◆ Stated task: Note each line where "conditioning" appears, and copy it.

============

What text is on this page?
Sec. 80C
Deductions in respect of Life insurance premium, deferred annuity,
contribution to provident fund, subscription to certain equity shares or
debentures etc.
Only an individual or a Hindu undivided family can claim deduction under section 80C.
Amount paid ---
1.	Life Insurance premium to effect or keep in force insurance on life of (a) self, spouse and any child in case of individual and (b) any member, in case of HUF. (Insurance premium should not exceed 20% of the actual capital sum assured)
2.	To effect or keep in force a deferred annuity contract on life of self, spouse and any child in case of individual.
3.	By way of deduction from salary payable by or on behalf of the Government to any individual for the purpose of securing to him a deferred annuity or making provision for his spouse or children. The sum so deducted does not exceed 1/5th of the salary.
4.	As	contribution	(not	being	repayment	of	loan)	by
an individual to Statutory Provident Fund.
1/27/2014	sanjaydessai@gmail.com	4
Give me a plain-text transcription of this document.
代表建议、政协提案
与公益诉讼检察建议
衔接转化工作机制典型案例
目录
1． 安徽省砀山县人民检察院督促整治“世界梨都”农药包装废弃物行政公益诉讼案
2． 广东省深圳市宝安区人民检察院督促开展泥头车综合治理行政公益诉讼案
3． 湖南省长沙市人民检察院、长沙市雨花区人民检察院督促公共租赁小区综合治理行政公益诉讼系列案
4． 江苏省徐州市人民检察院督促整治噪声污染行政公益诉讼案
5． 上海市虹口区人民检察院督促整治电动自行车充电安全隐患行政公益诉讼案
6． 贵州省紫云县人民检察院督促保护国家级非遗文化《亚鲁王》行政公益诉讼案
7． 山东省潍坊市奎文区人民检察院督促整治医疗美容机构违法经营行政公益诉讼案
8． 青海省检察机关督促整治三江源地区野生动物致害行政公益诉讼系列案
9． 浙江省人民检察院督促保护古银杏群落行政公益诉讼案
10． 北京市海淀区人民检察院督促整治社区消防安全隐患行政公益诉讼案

============

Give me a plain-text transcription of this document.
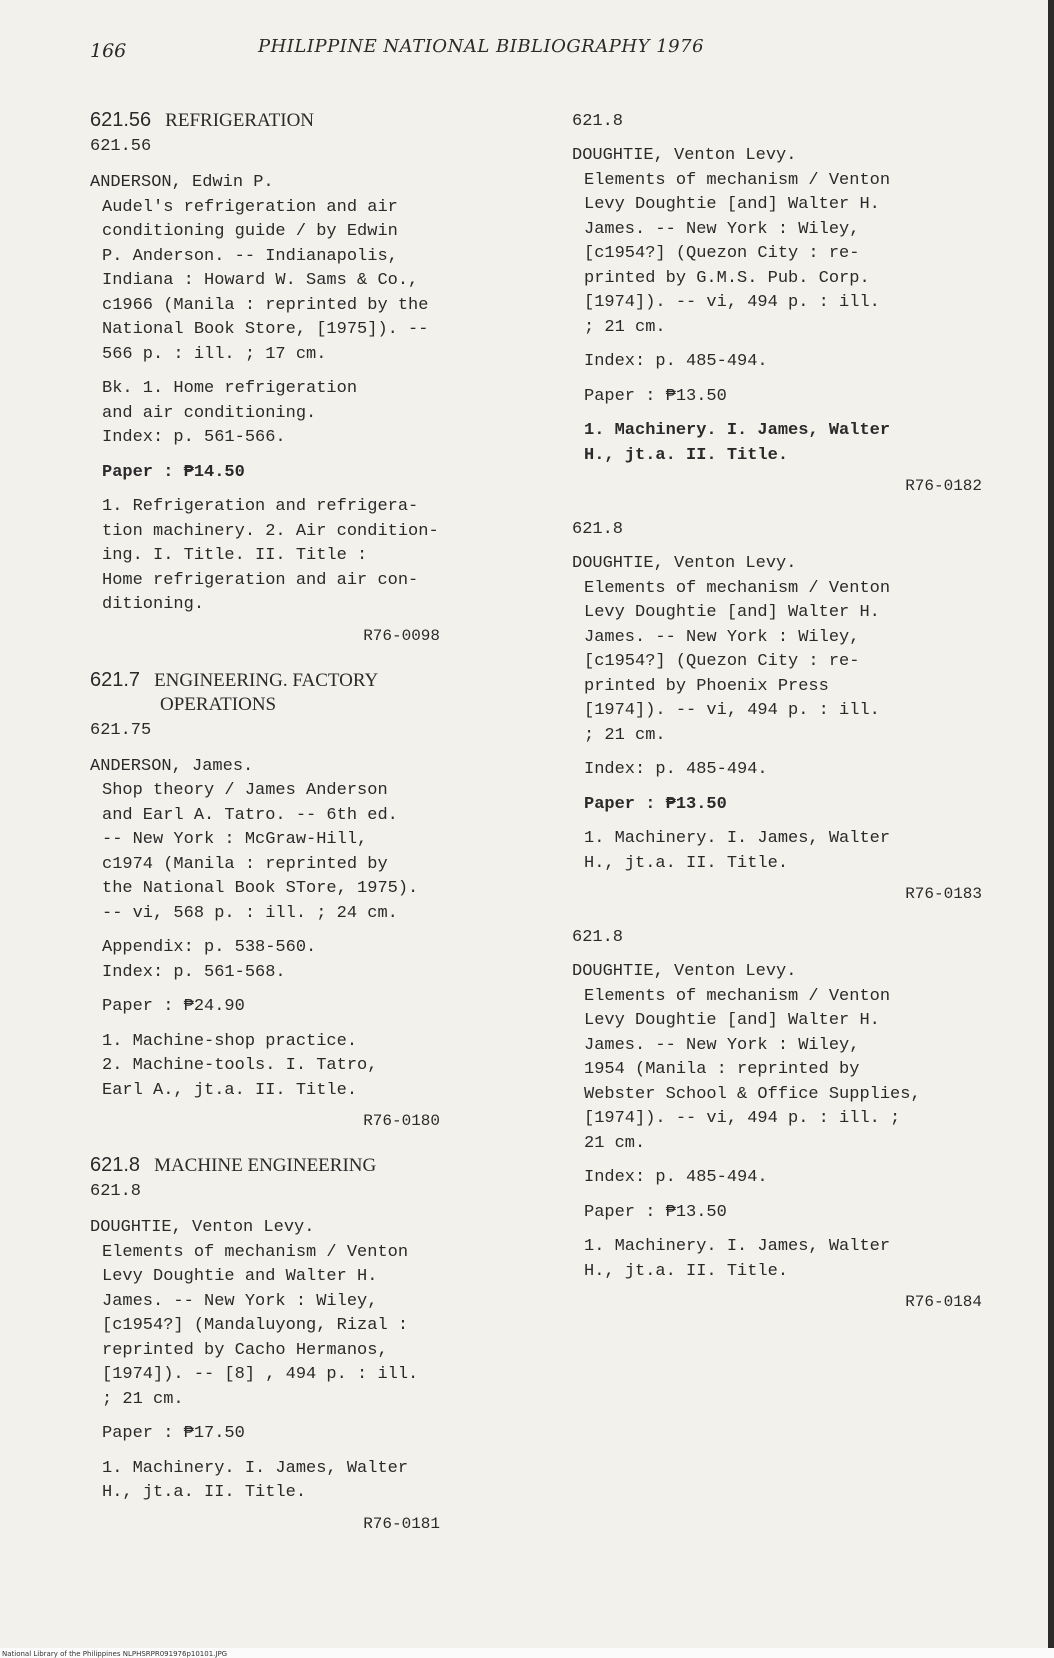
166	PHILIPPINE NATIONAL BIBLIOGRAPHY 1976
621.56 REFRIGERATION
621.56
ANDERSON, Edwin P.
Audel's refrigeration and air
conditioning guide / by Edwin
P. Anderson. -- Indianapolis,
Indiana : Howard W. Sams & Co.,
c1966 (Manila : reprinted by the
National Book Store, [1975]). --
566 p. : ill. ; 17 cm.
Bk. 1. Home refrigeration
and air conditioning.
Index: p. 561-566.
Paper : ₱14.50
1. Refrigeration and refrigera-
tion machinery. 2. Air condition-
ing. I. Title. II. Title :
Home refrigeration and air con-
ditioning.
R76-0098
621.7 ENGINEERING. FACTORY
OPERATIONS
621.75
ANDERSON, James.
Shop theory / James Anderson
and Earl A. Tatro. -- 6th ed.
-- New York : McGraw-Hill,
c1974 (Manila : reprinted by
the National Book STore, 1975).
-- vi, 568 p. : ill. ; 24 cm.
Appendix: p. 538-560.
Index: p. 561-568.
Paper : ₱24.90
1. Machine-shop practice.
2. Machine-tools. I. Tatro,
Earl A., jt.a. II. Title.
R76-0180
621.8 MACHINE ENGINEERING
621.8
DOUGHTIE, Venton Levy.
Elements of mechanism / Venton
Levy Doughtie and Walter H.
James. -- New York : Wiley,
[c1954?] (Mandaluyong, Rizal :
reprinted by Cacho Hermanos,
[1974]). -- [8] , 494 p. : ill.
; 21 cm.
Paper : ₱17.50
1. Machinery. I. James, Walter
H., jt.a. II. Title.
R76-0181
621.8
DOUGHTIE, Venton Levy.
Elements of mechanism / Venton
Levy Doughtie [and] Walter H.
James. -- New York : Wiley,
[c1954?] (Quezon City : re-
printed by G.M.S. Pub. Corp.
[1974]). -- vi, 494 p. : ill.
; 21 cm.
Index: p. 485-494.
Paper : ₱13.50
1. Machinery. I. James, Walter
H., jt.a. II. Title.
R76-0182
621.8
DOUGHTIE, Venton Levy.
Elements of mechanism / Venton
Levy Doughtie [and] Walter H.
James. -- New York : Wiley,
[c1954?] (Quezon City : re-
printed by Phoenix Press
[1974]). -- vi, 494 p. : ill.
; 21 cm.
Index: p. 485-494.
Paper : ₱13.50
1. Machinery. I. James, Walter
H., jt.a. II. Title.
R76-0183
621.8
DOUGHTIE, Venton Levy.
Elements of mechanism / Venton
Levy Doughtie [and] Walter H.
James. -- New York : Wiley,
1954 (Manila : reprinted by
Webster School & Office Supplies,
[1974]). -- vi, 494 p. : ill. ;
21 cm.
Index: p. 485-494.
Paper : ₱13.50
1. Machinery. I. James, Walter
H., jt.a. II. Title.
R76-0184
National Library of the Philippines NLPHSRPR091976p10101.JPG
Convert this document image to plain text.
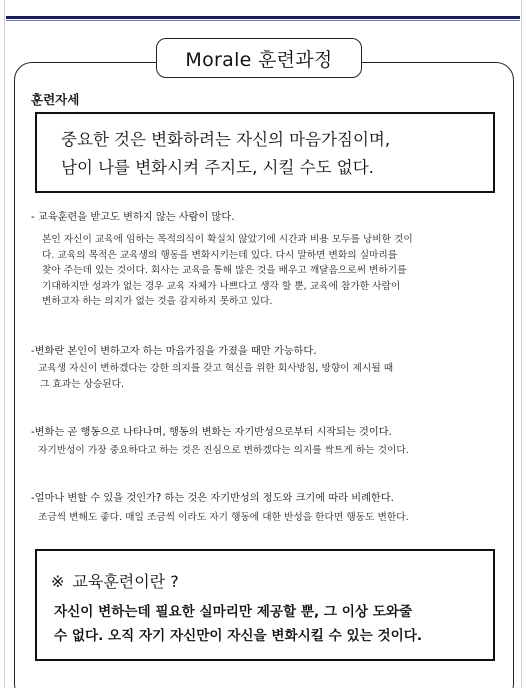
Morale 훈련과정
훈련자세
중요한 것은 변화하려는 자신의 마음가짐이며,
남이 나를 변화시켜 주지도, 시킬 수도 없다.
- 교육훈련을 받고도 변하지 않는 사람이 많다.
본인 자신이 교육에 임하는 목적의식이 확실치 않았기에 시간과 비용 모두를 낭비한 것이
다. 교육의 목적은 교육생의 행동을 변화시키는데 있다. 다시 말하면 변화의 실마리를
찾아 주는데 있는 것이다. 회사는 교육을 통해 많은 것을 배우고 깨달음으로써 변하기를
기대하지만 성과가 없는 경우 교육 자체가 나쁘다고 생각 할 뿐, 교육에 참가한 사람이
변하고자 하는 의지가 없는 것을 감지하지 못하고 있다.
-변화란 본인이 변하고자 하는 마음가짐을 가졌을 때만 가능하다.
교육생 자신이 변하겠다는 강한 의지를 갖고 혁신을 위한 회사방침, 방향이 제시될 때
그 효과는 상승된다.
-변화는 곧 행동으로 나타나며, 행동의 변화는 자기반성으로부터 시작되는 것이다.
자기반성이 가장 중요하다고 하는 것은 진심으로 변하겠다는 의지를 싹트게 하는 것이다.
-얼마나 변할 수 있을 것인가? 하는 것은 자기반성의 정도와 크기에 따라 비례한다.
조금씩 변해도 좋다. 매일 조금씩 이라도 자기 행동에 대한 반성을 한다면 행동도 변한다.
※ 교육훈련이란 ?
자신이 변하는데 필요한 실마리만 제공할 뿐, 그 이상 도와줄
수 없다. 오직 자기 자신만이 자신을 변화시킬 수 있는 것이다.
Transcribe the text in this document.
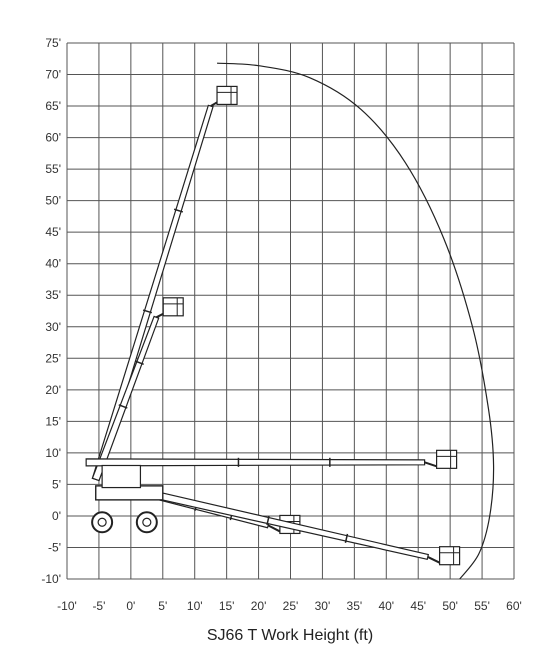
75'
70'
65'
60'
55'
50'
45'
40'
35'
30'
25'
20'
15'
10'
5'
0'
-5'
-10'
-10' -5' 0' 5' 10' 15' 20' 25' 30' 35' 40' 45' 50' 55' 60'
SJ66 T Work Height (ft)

============

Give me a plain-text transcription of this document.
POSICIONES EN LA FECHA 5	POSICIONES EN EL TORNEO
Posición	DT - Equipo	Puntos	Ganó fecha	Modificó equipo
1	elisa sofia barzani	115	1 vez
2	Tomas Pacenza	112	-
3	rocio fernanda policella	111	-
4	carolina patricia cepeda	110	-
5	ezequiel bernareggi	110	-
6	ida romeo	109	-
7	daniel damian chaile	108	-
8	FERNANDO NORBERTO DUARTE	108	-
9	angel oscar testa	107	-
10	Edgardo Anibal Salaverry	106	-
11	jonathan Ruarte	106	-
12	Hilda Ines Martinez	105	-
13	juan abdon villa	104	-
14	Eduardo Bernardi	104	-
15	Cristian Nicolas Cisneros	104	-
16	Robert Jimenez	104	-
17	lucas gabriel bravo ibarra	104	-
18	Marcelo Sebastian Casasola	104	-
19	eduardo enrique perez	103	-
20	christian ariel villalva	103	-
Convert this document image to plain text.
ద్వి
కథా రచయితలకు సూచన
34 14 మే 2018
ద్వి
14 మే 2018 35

============

◆ Worked solution:
conditioning guide / by Edwin
and air conditioning.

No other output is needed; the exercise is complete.